● Task description
Report all lines from the entries below in which "What" appears.

# Start of Supplied data

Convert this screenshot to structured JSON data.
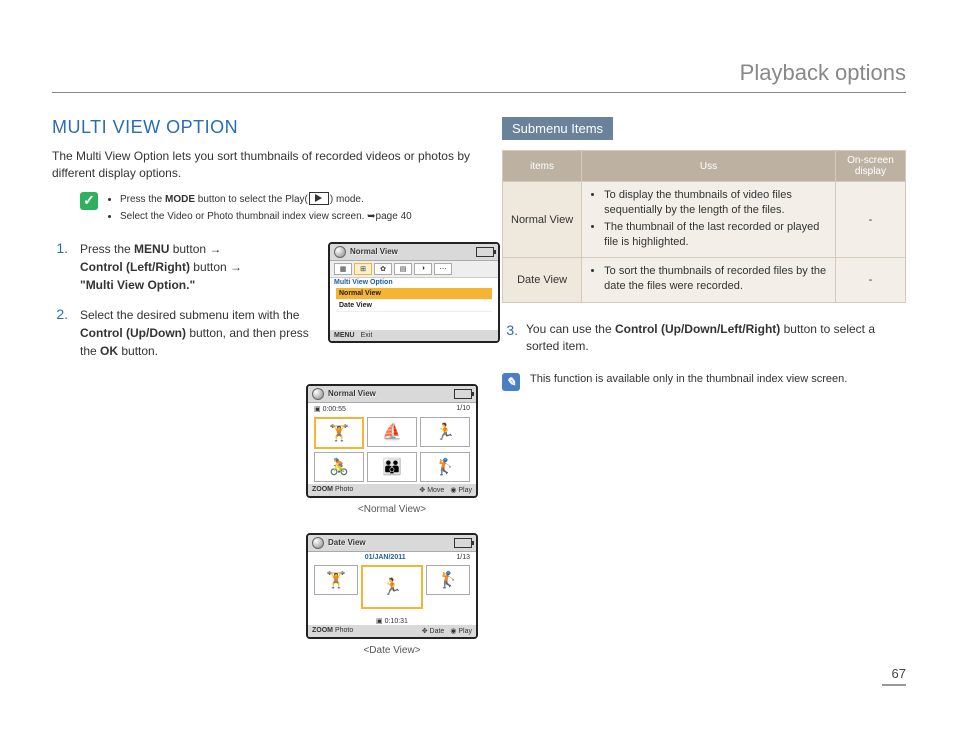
{
  "header_title": "Playback options",
  "section_title": "MULTI VIEW OPTION",
  "intro": "The Multi View Option lets you sort thumbnails of recorded videos or photos by different display options.",
  "prereq": {
    "line1_a": "Press the ",
    "line1_bold": "MODE",
    "line1_b": " button to select the Play(",
    "line1_c": ") mode.",
    "line2": "Select the Video or Photo thumbnail index view screen. ➥page 40"
  },
  "steps": {
    "s1": {
      "num": "1.",
      "a": "Press the ",
      "b1": "MENU",
      "b2": " button → ",
      "c1": "Control (Left/Right)",
      "c2": " button → ",
      "d": "\"Multi View Option.\""
    },
    "s2": {
      "num": "2.",
      "a": "Select the desired submenu item with the ",
      "b": "Control (Up/Down)",
      "c": " button, and then press the ",
      "d": "OK",
      "e": " button."
    },
    "s3": {
      "num": "3.",
      "a": "You can use the ",
      "b": "Control (Up/Down/Left/Right)",
      "c": " button to select a sorted item."
    }
  },
  "screen1": {
    "title": "Normal View",
    "menu_label": "Multi View Option",
    "items": [
      "Normal View",
      "Date View"
    ],
    "footer_menu": "MENU",
    "footer_exit": "Exit"
  },
  "screen2": {
    "title": "Normal View",
    "time": "0:00:55",
    "count": "1/10",
    "footer_zoom": "ZOOM",
    "footer_photo": "Photo",
    "footer_move": "Move",
    "footer_play": "Play"
  },
  "screen2_caption": "<Normal View>",
  "screen3": {
    "title": "Date View",
    "date": "01/JAN/2011",
    "count": "1/13",
    "clip_time": "0:10:31",
    "footer_zoom": "ZOOM",
    "footer_photo": "Photo",
    "footer_date": "Date",
    "footer_play": "Play"
  },
  "screen3_caption": "<Date View>",
  "submenu_heading": "Submenu Items",
  "table": {
    "h_items": "items",
    "h_uss": "Uss",
    "h_osd": "On-screen display",
    "rows": [
      {
        "name": "Normal View",
        "b1": "To display the thumbnails of video files sequentially by the length of the files.",
        "b2": "The thumbnail of the last recorded or played file is highlighted.",
        "osd": "-"
      },
      {
        "name": "Date View",
        "b1": "To sort the thumbnails of recorded files by the date the files were recorded.",
        "osd": "-"
      }
    ]
  },
  "note2": "This function is available only in the thumbnail index view screen.",
  "page_num": "67"
}
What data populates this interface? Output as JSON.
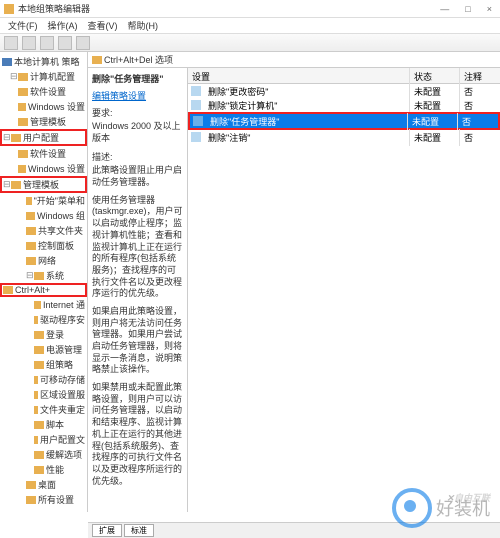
{
  "titlebar": {
    "title": "本地组策略编辑器"
  },
  "menubar": {
    "file": "文件(F)",
    "action": "操作(A)",
    "view": "查看(V)",
    "help": "帮助(H)"
  },
  "tree": {
    "root": "本地计算机 策略",
    "computer_config": "计算机配置",
    "software_settings": "软件设置",
    "windows_settings": "Windows 设置",
    "admin_templates": "管理模板",
    "user_config": "用户配置",
    "software_settings2": "软件设置",
    "windows_settings2": "Windows 设置",
    "admin_templates2": "管理模板",
    "start_menu": "\"开始\"菜单和",
    "windows_comp": "Windows 组",
    "shared_folder": "共享文件夹",
    "control_panel": "控制面板",
    "network": "网络",
    "system": "系统",
    "ctrl_alt_del": "Ctrl+Alt+",
    "internet": "Internet 通",
    "driver_install": "驱动程序安",
    "login": "登录",
    "power_mgmt": "电源管理",
    "group_policy": "组策略",
    "removable_storage": "可移动存储",
    "locale_service": "区域设置服",
    "folder_redirect": "文件夹重定",
    "scripts": "脚本",
    "user_profile": "用户配置文",
    "ctrl_alt_del2": "缓解选项",
    "performance": "性能",
    "desktop": "桌面",
    "all_settings": "所有设置"
  },
  "breadcrumb": "Ctrl+Alt+Del 选项",
  "detail": {
    "title": "删除\"任务管理器\"",
    "link": "编辑策略设置",
    "req_label": "要求:",
    "req_value": "Windows 2000 及以上版本",
    "desc_label": "描述:",
    "desc1": "此策略设置阻止用户启动任务管理器。",
    "desc2": "使用任务管理器(taskmgr.exe)，用户可以启动或停止程序；监视计算机性能；查看和监视计算机上正在运行的所有程序(包括系统服务)；查找程序的可执行文件名以及更改程序运行的优先级。",
    "desc3": "如果启用此策略设置，则用户将无法访问任务管理器。如果用户尝试启动任务管理器，则将显示一条消息，说明策略禁止该操作。",
    "desc4": "如果禁用或未配置此策略设置，则用户可以访问任务管理器，以启动和结束程序、监视计算机上正在运行的其他进程(包括系统服务)、查找程序的可执行文件名以及更改程序所运行的优先级。"
  },
  "list": {
    "header": {
      "setting": "设置",
      "state": "状态",
      "comment": "注释"
    },
    "rows": [
      {
        "name": "删除\"更改密码\"",
        "state": "未配置",
        "comment": "否"
      },
      {
        "name": "删除\"锁定计算机\"",
        "state": "未配置",
        "comment": "否"
      },
      {
        "name": "删除\"任务管理器\"",
        "state": "未配置",
        "comment": "否",
        "selected": true
      },
      {
        "name": "删除\"注销\"",
        "state": "未配置",
        "comment": "否"
      }
    ]
  },
  "statusbar": {
    "tab1": "扩展",
    "tab2": "标准"
  },
  "watermark": "自由互联",
  "watermark2": "好装机"
}
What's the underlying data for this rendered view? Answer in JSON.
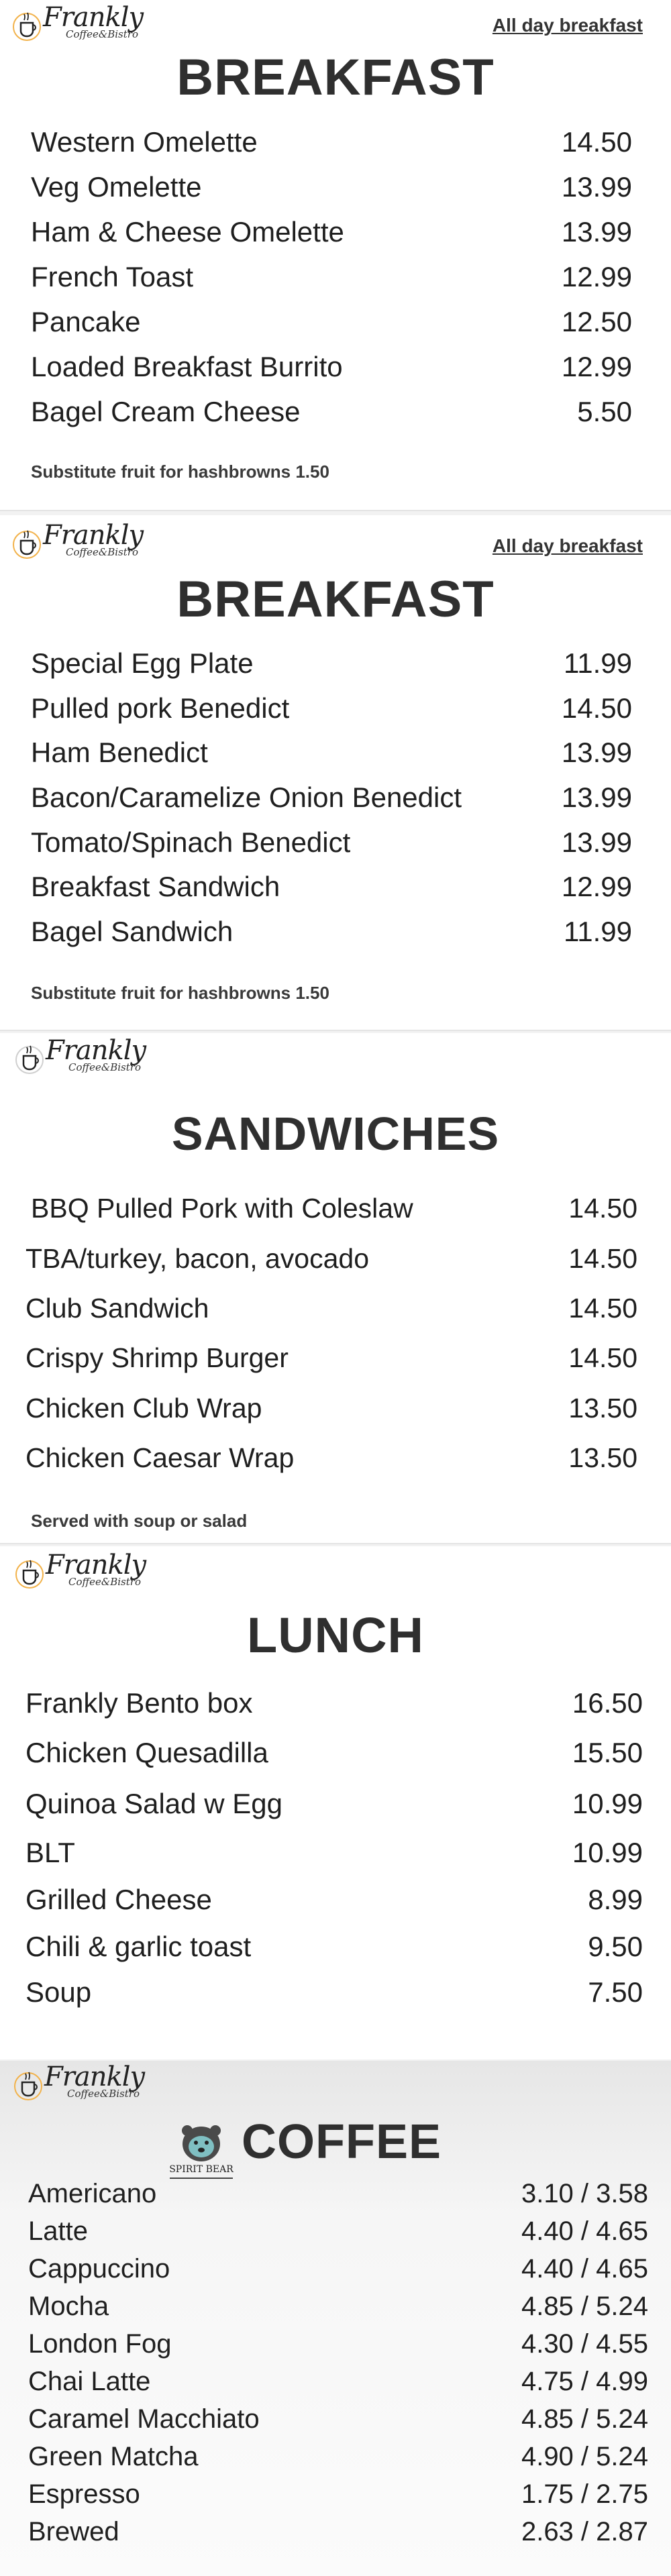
{
  "brand": {
    "name": "Frankly",
    "subtitle": "Coffee&Bistro"
  },
  "breakfast_1": {
    "tag": "All day breakfast",
    "title": "BREAKFAST",
    "items": [
      {
        "name": "Western Omelette",
        "price": "14.50"
      },
      {
        "name": "Veg Omelette",
        "price": "13.99"
      },
      {
        "name": "Ham & Cheese Omelette",
        "price": "13.99"
      },
      {
        "name": "French Toast",
        "price": "12.99"
      },
      {
        "name": "Pancake",
        "price": "12.50"
      },
      {
        "name": "Loaded Breakfast Burrito",
        "price": "12.99"
      },
      {
        "name": "Bagel Cream Cheese",
        "price": "5.50"
      }
    ],
    "note": "Substitute fruit for hashbrowns 1.50"
  },
  "breakfast_2": {
    "tag": "All day breakfast",
    "title": "BREAKFAST",
    "items": [
      {
        "name": "Special Egg Plate",
        "price": "11.99"
      },
      {
        "name": "Pulled pork Benedict",
        "price": "14.50"
      },
      {
        "name": "Ham Benedict",
        "price": "13.99"
      },
      {
        "name": "Bacon/Caramelize Onion Benedict",
        "price": "13.99"
      },
      {
        "name": "Tomato/Spinach Benedict",
        "price": "13.99"
      },
      {
        "name": "Breakfast Sandwich",
        "price": "12.99"
      },
      {
        "name": "Bagel Sandwich",
        "price": "11.99"
      }
    ],
    "note": "Substitute fruit for hashbrowns 1.50"
  },
  "sandwiches": {
    "title": "SANDWICHES",
    "items": [
      {
        "name": "BBQ Pulled Pork with Coleslaw",
        "price": "14.50"
      },
      {
        "name": "TBA/turkey, bacon, avocado",
        "price": "14.50"
      },
      {
        "name": "Club Sandwich",
        "price": "14.50"
      },
      {
        "name": "Crispy Shrimp Burger",
        "price": "14.50"
      },
      {
        "name": "Chicken Club Wrap",
        "price": "13.50"
      },
      {
        "name": "Chicken Caesar Wrap",
        "price": "13.50"
      }
    ],
    "note": "Served with soup or salad"
  },
  "lunch": {
    "title": "LUNCH",
    "items": [
      {
        "name": "Frankly Bento box",
        "price": "16.50"
      },
      {
        "name": "Chicken Quesadilla",
        "price": "15.50"
      },
      {
        "name": "Quinoa Salad w Egg",
        "price": "10.99"
      },
      {
        "name": "BLT",
        "price": "10.99"
      },
      {
        "name": "Grilled Cheese",
        "price": "8.99"
      },
      {
        "name": "Chili & garlic toast",
        "price": "9.50"
      },
      {
        "name": "Soup",
        "price": "7.50"
      }
    ]
  },
  "coffee": {
    "title": "COFFEE",
    "partner_label": "SPIRIT BEAR",
    "items": [
      {
        "name": "Americano",
        "price": "3.10 / 3.58"
      },
      {
        "name": "Latte",
        "price": "4.40 / 4.65"
      },
      {
        "name": "Cappuccino",
        "price": "4.40 / 4.65"
      },
      {
        "name": "Mocha",
        "price": "4.85 / 5.24"
      },
      {
        "name": "London Fog",
        "price": "4.30 / 4.55"
      },
      {
        "name": "Chai Latte",
        "price": "4.75 / 4.99"
      },
      {
        "name": "Caramel Macchiato",
        "price": "4.85 / 5.24"
      },
      {
        "name": "Green Matcha",
        "price": "4.90 / 5.24"
      },
      {
        "name": "Espresso",
        "price": "1.75 / 2.75"
      },
      {
        "name": "Brewed",
        "price": "2.63 / 2.87"
      }
    ]
  }
}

# End of Supplied data

● Solution to this exercise
What data populates this interface? Output as JSON.
What's the underlying data for this rendered view? Answer in JSON.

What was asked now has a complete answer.